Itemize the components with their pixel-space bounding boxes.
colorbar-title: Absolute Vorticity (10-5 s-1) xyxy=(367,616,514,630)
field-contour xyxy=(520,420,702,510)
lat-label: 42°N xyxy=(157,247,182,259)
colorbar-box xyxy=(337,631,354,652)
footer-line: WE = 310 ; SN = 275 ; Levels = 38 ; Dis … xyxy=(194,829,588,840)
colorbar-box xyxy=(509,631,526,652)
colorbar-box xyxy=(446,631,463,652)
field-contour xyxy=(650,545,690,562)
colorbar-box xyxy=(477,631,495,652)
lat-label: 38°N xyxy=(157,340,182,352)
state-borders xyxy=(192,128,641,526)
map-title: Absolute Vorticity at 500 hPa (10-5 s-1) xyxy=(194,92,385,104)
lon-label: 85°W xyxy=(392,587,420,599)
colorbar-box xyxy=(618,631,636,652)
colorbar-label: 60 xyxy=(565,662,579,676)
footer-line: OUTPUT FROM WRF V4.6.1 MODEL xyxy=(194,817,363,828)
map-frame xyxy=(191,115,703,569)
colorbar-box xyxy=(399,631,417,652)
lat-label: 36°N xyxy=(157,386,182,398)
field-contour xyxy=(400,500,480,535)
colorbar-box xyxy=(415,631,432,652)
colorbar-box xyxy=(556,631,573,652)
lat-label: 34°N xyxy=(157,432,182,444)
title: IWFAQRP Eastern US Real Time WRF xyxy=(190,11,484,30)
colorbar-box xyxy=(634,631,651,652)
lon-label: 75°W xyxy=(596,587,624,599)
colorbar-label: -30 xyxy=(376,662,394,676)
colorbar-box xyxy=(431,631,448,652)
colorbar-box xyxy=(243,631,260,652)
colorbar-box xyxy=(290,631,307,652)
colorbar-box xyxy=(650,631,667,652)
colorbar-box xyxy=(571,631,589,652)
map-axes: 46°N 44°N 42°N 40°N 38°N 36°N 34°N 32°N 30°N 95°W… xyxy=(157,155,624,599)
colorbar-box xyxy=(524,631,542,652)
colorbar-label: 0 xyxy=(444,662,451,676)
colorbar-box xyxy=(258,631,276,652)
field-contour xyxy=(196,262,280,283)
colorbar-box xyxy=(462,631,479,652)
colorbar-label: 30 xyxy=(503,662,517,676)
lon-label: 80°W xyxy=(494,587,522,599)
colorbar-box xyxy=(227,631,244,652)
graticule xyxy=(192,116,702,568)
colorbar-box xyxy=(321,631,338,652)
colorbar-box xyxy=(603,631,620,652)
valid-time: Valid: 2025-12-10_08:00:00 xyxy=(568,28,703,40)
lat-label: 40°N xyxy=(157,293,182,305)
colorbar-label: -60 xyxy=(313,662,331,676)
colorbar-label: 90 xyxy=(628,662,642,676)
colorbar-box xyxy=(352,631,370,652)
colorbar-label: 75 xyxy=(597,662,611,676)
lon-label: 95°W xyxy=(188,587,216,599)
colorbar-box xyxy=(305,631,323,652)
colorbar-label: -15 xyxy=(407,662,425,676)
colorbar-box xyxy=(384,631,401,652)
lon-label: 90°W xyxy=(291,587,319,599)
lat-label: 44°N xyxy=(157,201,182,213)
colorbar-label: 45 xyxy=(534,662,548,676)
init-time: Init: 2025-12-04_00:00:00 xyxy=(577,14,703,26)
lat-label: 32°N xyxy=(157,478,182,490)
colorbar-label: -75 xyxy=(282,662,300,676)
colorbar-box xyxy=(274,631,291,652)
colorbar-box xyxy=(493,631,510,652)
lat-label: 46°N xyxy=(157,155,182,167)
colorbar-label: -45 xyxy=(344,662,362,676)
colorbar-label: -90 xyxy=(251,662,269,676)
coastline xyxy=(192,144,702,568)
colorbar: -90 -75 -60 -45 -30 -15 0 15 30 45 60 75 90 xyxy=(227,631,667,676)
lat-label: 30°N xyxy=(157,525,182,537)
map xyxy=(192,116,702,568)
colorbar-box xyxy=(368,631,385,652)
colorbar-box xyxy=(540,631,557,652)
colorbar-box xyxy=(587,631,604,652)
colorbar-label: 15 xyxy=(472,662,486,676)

Task directions
Format the stretch from the beginning of the data through the line containing "colorbar-box xyxy=(337,631,354,652)" as a numbered list, leaving out any blank lines.

The solution
1. Itemize the components with their pixel-space bounding boxes.
2. colorbar-title: Absolute Vorticity (10-5 s-1) xyxy=(367,616,514,630)
3. field-contour xyxy=(520,420,702,510)
4. lat-label: 42°N xyxy=(157,247,182,259)
5. colorbar-box xyxy=(337,631,354,652)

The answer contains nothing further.